— Challenge —
What lines of the data include the string "name"? Copy them all.

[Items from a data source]
##########

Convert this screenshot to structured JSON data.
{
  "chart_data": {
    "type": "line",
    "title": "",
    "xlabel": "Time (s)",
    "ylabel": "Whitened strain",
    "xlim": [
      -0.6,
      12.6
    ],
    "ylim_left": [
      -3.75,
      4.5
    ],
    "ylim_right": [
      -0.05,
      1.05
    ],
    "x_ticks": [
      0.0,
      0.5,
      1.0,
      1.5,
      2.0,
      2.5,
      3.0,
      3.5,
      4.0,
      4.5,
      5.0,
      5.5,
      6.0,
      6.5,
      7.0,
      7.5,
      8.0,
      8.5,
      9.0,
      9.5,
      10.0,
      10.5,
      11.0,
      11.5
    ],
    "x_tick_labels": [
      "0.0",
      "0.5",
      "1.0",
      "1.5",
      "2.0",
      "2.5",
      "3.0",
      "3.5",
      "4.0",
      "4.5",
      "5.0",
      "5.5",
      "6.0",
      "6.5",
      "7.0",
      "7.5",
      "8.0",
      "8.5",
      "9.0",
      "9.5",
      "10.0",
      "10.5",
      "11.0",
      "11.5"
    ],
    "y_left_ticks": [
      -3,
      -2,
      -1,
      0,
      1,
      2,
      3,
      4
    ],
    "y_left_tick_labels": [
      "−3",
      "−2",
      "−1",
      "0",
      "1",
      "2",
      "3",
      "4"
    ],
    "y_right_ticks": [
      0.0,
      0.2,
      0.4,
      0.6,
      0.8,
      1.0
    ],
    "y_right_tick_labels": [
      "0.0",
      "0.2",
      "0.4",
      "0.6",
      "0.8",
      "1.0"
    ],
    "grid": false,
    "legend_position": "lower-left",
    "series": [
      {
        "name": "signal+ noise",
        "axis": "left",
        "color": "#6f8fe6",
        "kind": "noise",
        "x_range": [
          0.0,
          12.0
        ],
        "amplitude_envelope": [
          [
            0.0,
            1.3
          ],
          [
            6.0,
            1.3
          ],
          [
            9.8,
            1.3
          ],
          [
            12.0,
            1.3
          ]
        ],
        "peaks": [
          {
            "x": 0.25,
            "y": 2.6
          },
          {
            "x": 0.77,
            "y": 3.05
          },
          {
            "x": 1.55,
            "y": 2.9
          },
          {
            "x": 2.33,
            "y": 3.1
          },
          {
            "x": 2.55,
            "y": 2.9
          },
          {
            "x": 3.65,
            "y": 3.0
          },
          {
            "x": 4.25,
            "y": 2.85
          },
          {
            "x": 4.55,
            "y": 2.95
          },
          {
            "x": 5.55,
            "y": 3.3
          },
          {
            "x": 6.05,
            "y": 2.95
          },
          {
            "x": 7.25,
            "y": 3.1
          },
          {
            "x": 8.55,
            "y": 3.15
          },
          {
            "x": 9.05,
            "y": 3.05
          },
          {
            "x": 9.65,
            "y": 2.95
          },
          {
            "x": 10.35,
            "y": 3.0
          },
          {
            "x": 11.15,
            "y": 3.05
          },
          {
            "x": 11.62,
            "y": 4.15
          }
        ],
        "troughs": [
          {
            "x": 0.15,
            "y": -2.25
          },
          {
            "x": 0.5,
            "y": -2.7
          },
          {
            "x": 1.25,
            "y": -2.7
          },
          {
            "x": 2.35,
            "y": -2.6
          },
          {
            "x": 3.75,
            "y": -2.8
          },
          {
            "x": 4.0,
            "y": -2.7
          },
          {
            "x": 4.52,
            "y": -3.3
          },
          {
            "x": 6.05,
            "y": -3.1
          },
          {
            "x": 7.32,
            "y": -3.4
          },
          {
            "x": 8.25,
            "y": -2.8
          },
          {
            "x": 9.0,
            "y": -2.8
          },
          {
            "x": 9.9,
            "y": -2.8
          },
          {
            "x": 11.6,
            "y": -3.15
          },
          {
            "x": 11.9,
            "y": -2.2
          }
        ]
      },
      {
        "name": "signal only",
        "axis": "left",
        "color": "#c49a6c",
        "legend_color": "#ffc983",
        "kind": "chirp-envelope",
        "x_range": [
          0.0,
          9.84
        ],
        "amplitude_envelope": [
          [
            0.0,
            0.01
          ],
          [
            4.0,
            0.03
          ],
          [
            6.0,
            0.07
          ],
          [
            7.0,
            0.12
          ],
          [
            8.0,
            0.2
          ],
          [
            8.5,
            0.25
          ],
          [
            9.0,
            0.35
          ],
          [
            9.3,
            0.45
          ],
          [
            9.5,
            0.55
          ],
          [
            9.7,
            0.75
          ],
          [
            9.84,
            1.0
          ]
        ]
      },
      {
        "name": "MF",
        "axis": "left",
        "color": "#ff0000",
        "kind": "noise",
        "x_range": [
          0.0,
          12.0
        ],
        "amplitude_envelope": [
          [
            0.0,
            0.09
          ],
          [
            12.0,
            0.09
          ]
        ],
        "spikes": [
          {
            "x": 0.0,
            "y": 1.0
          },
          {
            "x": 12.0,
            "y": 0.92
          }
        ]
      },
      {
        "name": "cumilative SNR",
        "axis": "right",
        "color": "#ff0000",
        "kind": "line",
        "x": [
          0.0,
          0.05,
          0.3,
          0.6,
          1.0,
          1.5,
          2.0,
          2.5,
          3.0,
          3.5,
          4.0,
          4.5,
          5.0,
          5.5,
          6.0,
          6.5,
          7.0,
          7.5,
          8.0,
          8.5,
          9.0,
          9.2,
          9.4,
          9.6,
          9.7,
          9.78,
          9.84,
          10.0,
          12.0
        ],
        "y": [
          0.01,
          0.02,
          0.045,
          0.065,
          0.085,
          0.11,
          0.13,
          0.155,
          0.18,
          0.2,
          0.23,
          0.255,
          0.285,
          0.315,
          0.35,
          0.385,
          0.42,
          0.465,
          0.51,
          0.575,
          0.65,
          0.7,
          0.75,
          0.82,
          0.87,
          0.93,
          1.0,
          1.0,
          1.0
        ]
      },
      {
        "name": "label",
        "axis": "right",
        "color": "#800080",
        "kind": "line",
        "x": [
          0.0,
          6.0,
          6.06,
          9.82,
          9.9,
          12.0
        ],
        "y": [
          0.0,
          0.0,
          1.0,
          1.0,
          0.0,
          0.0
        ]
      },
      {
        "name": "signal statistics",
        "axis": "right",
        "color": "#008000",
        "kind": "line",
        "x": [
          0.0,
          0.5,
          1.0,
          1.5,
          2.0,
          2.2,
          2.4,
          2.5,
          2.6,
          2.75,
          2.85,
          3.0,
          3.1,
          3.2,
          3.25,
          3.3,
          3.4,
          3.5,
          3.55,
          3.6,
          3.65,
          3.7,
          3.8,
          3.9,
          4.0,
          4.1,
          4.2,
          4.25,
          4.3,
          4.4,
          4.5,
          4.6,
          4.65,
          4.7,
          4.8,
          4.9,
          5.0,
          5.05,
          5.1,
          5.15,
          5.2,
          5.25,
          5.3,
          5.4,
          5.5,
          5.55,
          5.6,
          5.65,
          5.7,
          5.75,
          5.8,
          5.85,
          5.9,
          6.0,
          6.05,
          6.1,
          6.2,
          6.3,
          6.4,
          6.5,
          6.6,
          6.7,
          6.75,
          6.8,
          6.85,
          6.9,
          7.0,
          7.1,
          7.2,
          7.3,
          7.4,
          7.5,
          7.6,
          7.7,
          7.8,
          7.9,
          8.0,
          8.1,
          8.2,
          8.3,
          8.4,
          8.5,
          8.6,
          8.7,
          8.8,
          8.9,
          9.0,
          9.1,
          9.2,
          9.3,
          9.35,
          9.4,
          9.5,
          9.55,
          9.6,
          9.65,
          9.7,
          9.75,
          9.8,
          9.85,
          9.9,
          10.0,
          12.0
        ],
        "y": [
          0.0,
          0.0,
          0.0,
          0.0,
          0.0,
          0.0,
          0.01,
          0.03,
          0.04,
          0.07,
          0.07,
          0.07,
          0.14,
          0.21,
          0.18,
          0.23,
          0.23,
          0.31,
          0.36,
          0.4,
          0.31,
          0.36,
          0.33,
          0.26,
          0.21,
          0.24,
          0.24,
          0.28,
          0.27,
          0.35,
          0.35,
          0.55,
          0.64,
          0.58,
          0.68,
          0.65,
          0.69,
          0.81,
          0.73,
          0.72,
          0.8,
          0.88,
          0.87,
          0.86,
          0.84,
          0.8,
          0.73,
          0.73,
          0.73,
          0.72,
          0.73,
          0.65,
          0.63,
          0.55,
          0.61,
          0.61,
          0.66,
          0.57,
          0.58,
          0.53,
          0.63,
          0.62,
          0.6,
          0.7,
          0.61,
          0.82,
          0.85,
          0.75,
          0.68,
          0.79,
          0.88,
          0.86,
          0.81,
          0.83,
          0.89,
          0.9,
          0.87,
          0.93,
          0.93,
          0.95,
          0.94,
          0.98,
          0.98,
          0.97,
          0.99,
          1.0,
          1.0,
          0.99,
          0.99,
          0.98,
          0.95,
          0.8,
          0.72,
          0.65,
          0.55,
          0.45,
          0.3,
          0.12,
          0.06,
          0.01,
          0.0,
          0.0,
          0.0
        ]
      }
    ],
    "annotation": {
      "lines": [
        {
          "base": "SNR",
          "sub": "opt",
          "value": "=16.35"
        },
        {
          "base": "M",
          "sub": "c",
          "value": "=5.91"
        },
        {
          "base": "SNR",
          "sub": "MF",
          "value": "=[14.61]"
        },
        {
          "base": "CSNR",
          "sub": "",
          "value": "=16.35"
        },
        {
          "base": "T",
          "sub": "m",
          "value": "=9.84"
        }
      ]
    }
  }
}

##########

— Task output —
        "name": "signal+ noise",
        "name": "signal only",
        "name": "MF",
        "name": "cumilative SNR",
        "name": "label",
        "name": "signal statistics",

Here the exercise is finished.